What to produce:
In the listing below, locate the lines that hold the string "title". Copy those lines.

Stored data
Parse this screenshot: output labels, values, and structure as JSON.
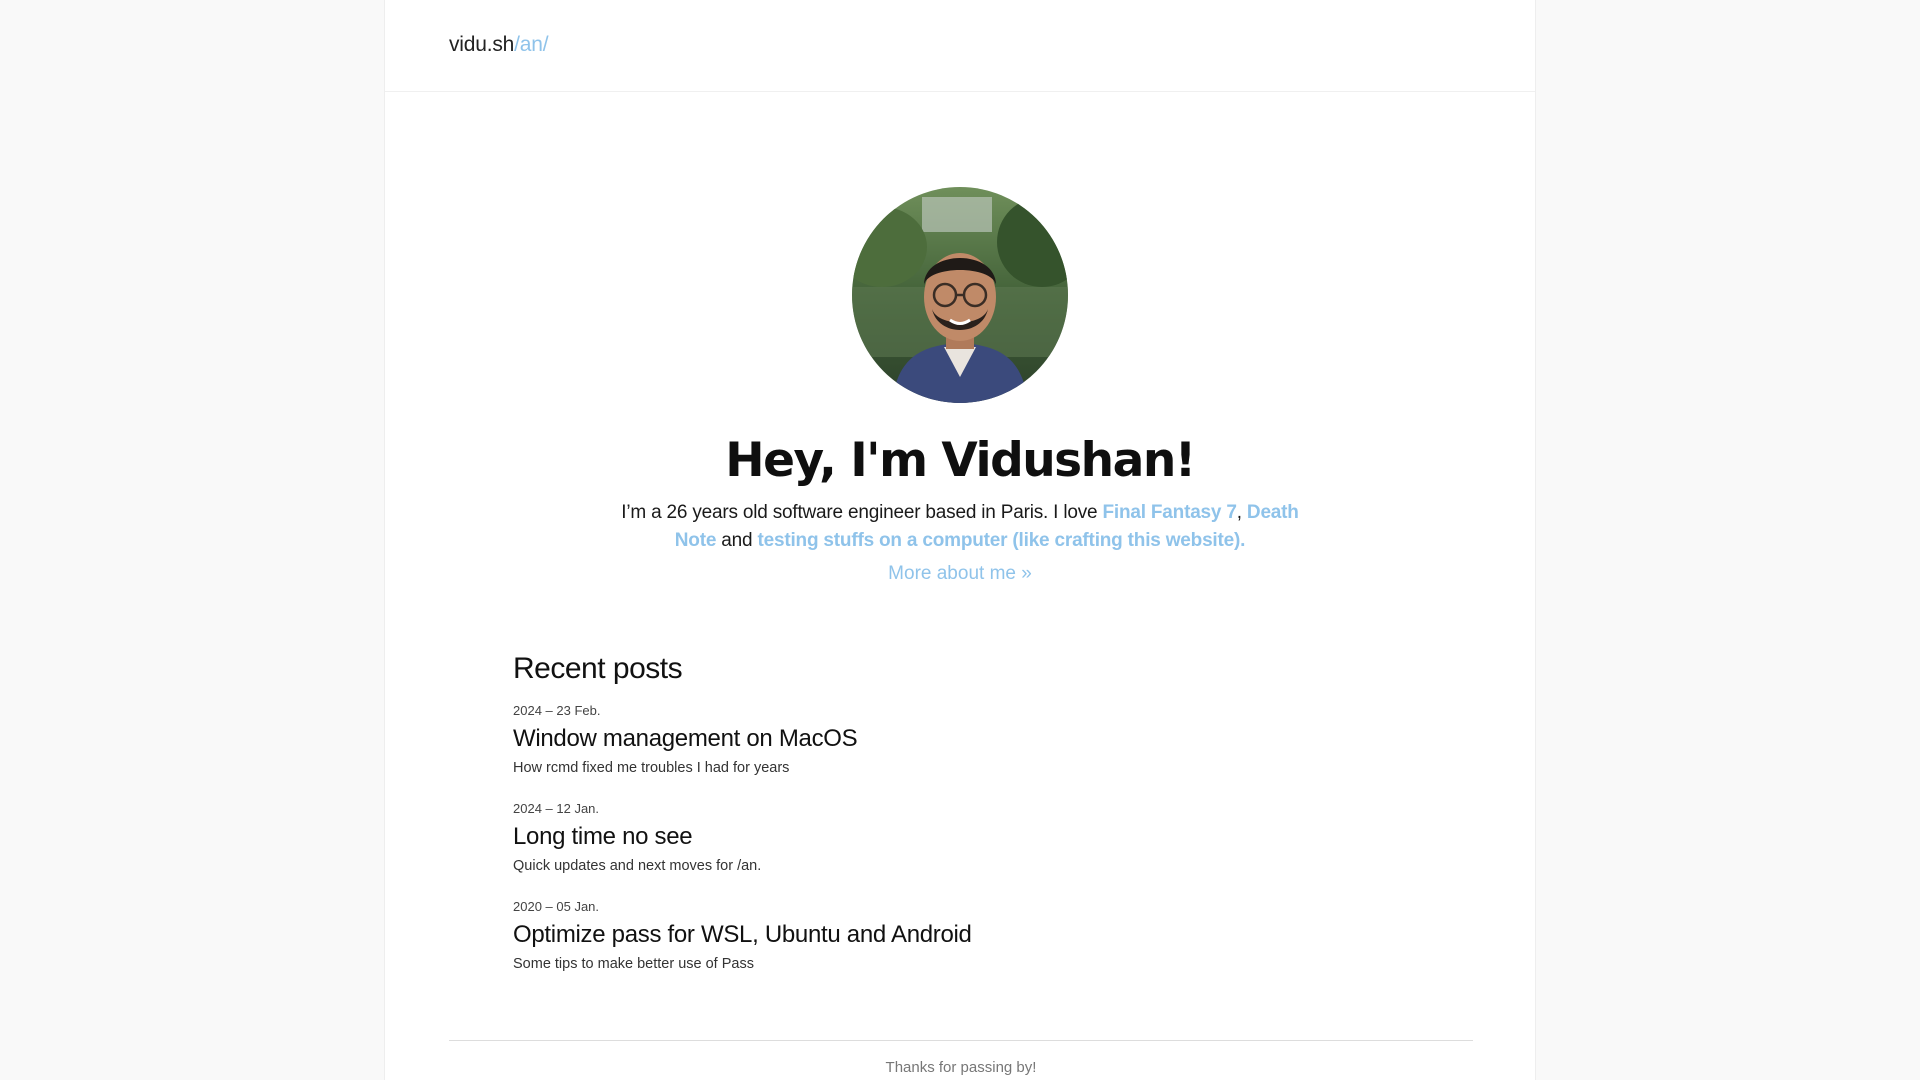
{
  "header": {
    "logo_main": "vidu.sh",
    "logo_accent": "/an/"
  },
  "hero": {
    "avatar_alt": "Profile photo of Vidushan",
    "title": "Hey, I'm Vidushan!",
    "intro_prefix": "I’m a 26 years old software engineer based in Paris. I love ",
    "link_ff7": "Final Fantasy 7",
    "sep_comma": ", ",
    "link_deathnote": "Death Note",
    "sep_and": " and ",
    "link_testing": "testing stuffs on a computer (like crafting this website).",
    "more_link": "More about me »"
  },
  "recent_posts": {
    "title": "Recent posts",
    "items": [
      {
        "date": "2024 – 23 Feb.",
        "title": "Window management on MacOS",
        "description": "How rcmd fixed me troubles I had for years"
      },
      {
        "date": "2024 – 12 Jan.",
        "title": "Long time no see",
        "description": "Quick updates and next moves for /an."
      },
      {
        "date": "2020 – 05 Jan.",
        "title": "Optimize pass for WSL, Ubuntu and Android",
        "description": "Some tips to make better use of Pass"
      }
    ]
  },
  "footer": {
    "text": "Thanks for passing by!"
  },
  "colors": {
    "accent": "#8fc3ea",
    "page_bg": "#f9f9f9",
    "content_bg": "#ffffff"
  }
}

Problem solution:
    "title": "Hey, I'm Vidushan!",
    "title": "Recent posts",
        "title": "Window management on MacOS",
        "title": "Long time no see",
        "title": "Optimize pass for WSL, Ubuntu and Android",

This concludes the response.